### Work to do
Each line that contains the string "this" counts once; report how many such lines appear in the data, as a number only.

### Dataset extract
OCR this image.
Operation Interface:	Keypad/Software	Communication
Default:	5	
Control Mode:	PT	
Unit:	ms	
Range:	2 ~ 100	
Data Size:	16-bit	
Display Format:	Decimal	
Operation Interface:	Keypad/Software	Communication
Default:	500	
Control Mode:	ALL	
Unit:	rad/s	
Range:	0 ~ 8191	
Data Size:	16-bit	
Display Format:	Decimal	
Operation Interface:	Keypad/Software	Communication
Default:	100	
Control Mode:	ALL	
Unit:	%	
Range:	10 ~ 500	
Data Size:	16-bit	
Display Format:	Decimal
==
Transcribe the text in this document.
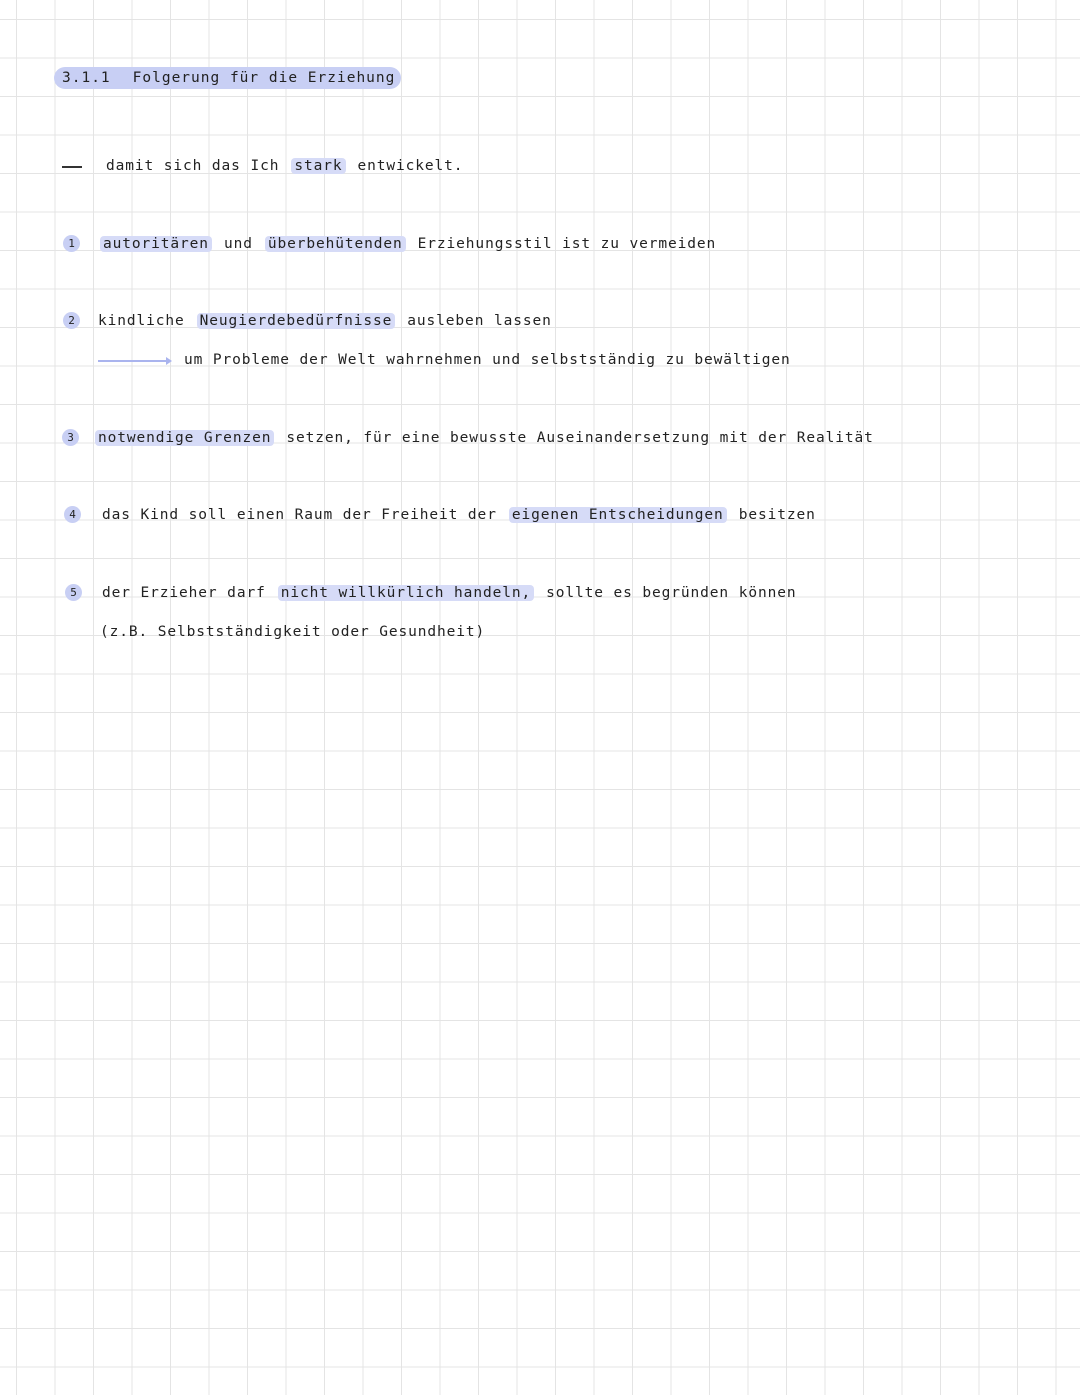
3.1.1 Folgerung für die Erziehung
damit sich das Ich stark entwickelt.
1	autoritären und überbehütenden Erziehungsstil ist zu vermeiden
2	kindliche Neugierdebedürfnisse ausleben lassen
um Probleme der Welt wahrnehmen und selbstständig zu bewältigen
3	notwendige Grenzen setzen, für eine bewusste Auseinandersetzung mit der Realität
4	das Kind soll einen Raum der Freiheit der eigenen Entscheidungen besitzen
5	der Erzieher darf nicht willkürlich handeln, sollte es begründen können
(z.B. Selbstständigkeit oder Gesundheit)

### Final result
2